> Supplied records
########

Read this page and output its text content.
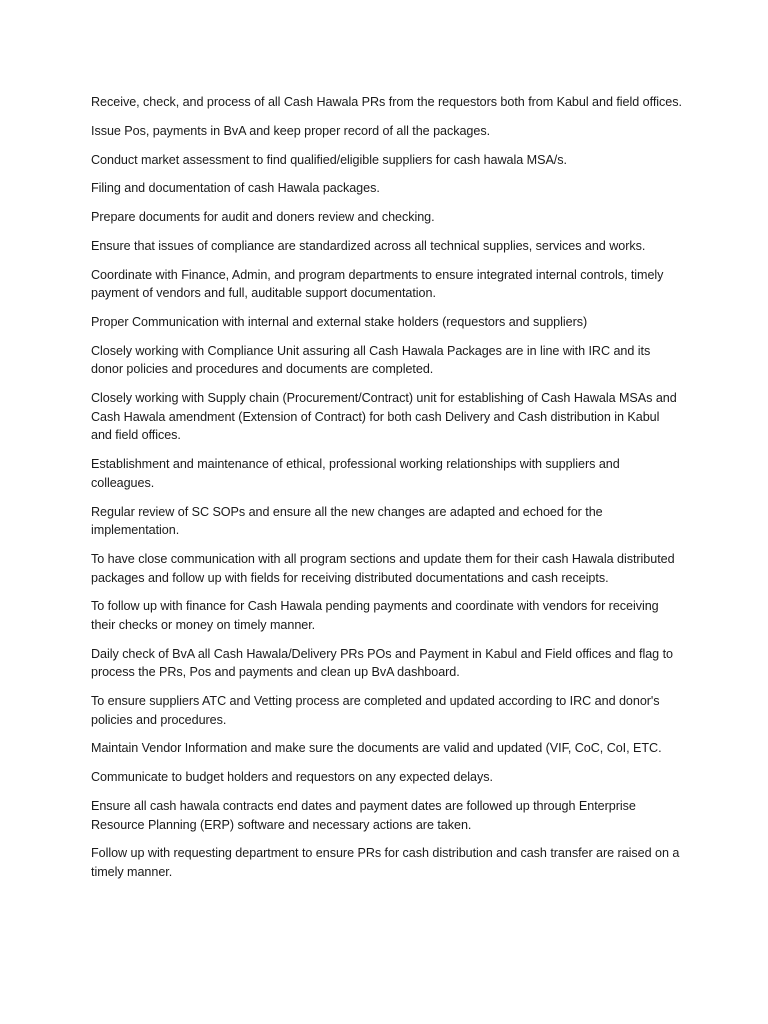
Receive, check, and process of all Cash Hawala PRs from the requestors both from Kabul and field offices.

Issue Pos, payments in BvA and keep proper record of all the packages.

Conduct market assessment to find qualified/eligible suppliers for cash hawala MSA/s.

Filing and documentation of cash Hawala packages.

Prepare documents for audit and doners review and checking.

Ensure that issues of compliance are standardized across all technical supplies, services and works.

Coordinate with Finance, Admin, and program departments to ensure integrated internal controls, timely payment of vendors and full, auditable support documentation.

Proper Communication with internal and external stake holders (requestors and suppliers)

Closely working with Compliance Unit assuring all Cash Hawala Packages are in line with IRC and its donor policies and procedures and documents are completed.

Closely working with Supply chain (Procurement/Contract) unit for establishing of Cash Hawala MSAs and Cash Hawala amendment (Extension of Contract) for both cash Delivery and Cash distribution in Kabul and field offices.

Establishment and maintenance of ethical, professional working relationships with suppliers and colleagues.

Regular review of SC SOPs and ensure all the new changes are adapted and echoed for the implementation.

To have close communication with all program sections and update them for their cash Hawala distributed packages and follow up with fields for receiving distributed documentations and cash receipts.

To follow up with finance for Cash Hawala pending payments and coordinate with vendors for receiving their checks or money on timely manner.

Daily check of BvA all Cash Hawala/Delivery PRs POs and Payment in Kabul and Field offices and flag to process the PRs, Pos and payments and clean up BvA dashboard.

To ensure suppliers ATC and Vetting process are completed and updated according to IRC and donor's policies and procedures.

Maintain Vendor Information and make sure the documents are valid and updated (VIF, CoC, CoI, ETC.

Communicate to budget holders and requestors on any expected delays.

Ensure all cash hawala contracts end dates and payment dates are followed up through Enterprise Resource Planning (ERP) software and necessary actions are taken.

Follow up with requesting department to ensure PRs for cash distribution and cash transfer are raised on a timely manner.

########

> Stated goal
Every record above should be transcribed exactly; the pictures stay out of the copy.

> Solution to this problem
Read this page and output its text content.
Receive, check, and process of all Cash Hawala PRs from the requestors both from Kabul and field offices.

Issue Pos, payments in BvA and keep proper record of all the packages.

Conduct market assessment to find qualified/eligible suppliers for cash hawala MSA/s.

Filing and documentation of cash Hawala packages.

Prepare documents for audit and doners review and checking.

Ensure that issues of compliance are standardized across all technical supplies, services and works.

Coordinate with Finance, Admin, and program departments to ensure integrated internal controls, timely payment of vendors and full, auditable support documentation.

Proper Communication with internal and external stake holders (requestors and suppliers)

Closely working with Compliance Unit assuring all Cash Hawala Packages are in line with IRC and its donor policies and procedures and documents are completed.

Closely working with Supply chain (Procurement/Contract) unit for establishing of Cash Hawala MSAs and Cash Hawala amendment (Extension of Contract) for both cash Delivery and Cash distribution in Kabul and field offices.

Establishment and maintenance of ethical, professional working relationships with suppliers and colleagues.

Regular review of SC SOPs and ensure all the new changes are adapted and echoed for the implementation.

To have close communication with all program sections and update them for their cash Hawala distributed packages and follow up with fields for receiving distributed documentations and cash receipts.

To follow up with finance for Cash Hawala pending payments and coordinate with vendors for receiving their checks or money on timely manner.

Daily check of BvA all Cash Hawala/Delivery PRs POs and Payment in Kabul and Field offices and flag to process the PRs, Pos and payments and clean up BvA dashboard.

To ensure suppliers ATC and Vetting process are completed and updated according to IRC and donor's policies and procedures.

Maintain Vendor Information and make sure the documents are valid and updated (VIF, CoC, CoI, ETC.

Communicate to budget holders and requestors on any expected delays.

Ensure all cash hawala contracts end dates and payment dates are followed up through Enterprise Resource Planning (ERP) software and necessary actions are taken.

Follow up with requesting department to ensure PRs for cash distribution and cash transfer are raised on a timely manner.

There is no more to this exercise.